## Begin Listed records

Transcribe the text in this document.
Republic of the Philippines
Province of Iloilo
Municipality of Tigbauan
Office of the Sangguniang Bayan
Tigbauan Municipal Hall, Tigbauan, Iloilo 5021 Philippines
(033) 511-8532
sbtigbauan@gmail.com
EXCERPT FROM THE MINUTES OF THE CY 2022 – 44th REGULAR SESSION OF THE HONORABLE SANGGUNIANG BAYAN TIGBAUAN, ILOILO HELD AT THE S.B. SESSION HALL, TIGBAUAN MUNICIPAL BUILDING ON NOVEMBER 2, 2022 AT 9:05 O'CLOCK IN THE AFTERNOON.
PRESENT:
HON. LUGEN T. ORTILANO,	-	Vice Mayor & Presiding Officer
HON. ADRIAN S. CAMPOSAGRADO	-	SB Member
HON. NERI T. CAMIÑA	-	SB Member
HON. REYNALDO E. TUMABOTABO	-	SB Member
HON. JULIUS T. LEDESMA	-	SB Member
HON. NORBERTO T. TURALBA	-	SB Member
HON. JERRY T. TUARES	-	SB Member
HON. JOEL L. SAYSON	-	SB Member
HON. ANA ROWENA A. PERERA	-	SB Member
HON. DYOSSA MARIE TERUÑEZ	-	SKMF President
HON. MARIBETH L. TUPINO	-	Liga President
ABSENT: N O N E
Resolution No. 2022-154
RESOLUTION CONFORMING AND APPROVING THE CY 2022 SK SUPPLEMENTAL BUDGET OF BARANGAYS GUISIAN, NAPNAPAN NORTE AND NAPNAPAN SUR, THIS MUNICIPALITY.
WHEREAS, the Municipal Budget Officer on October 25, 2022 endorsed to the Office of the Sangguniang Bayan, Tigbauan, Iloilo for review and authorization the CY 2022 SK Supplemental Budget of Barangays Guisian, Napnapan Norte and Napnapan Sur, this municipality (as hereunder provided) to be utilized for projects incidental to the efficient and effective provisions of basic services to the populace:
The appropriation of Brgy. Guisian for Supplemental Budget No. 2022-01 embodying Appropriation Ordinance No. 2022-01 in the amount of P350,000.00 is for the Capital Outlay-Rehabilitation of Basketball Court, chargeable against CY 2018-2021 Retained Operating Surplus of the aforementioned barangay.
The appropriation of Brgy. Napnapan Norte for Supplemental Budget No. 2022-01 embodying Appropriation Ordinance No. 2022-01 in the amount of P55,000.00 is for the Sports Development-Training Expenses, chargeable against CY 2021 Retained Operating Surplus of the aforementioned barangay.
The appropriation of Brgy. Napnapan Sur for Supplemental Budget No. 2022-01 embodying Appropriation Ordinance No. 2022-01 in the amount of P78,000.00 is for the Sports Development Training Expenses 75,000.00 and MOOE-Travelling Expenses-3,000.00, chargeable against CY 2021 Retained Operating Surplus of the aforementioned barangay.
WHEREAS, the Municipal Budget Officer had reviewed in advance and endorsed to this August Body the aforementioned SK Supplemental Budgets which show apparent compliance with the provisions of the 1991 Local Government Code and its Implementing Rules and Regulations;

## End Listed records

#### [Aim]
Write out the complete set of records exactly as given.

#### [Written answer]
Transcribe the text in this document.
Republic of the Philippines
Province of Iloilo
Municipality of Tigbauan
Office of the Sangguniang Bayan
Tigbauan Municipal Hall, Tigbauan, Iloilo 5021 Philippines
(033) 511-8532
sbtigbauan@gmail.com
EXCERPT FROM THE MINUTES OF THE CY 2022 – 44th REGULAR SESSION OF THE HONORABLE SANGGUNIANG BAYAN TIGBAUAN, ILOILO HELD AT THE S.B. SESSION HALL, TIGBAUAN MUNICIPAL BUILDING ON NOVEMBER 2, 2022 AT 9:05 O'CLOCK IN THE AFTERNOON.
PRESENT:
HON. LUGEN T. ORTILANO,	-	Vice Mayor & Presiding Officer
HON. ADRIAN S. CAMPOSAGRADO	-	SB Member
HON. NERI T. CAMIÑA	-	SB Member
HON. REYNALDO E. TUMABOTABO	-	SB Member
HON. JULIUS T. LEDESMA	-	SB Member
HON. NORBERTO T. TURALBA	-	SB Member
HON. JERRY T. TUARES	-	SB Member
HON. JOEL L. SAYSON	-	SB Member
HON. ANA ROWENA A. PERERA	-	SB Member
HON. DYOSSA MARIE TERUÑEZ	-	SKMF President
HON. MARIBETH L. TUPINO	-	Liga President
ABSENT: N O N E
Resolution No. 2022-154
RESOLUTION CONFORMING AND APPROVING THE CY 2022 SK SUPPLEMENTAL BUDGET OF BARANGAYS GUISIAN, NAPNAPAN NORTE AND NAPNAPAN SUR, THIS MUNICIPALITY.
WHEREAS, the Municipal Budget Officer on October 25, 2022 endorsed to the Office of the Sangguniang Bayan, Tigbauan, Iloilo for review and authorization the CY 2022 SK Supplemental Budget of Barangays Guisian, Napnapan Norte and Napnapan Sur, this municipality (as hereunder provided) to be utilized for projects incidental to the efficient and effective provisions of basic services to the populace:
The appropriation of Brgy. Guisian for Supplemental Budget No. 2022-01 embodying Appropriation Ordinance No. 2022-01 in the amount of P350,000.00 is for the Capital Outlay-Rehabilitation of Basketball Court, chargeable against CY 2018-2021 Retained Operating Surplus of the aforementioned barangay.
The appropriation of Brgy. Napnapan Norte for Supplemental Budget No. 2022-01 embodying Appropriation Ordinance No. 2022-01 in the amount of P55,000.00 is for the Sports Development-Training Expenses, chargeable against CY 2021 Retained Operating Surplus of the aforementioned barangay.
The appropriation of Brgy. Napnapan Sur for Supplemental Budget No. 2022-01 embodying Appropriation Ordinance No. 2022-01 in the amount of P78,000.00 is for the Sports Development Training Expenses 75,000.00 and MOOE-Travelling Expenses-3,000.00, chargeable against CY 2021 Retained Operating Surplus of the aforementioned barangay.
WHEREAS, the Municipal Budget Officer had reviewed in advance and endorsed to this August Body the aforementioned SK Supplemental Budgets which show apparent compliance with the provisions of the 1991 Local Government Code and its Implementing Rules and Regulations;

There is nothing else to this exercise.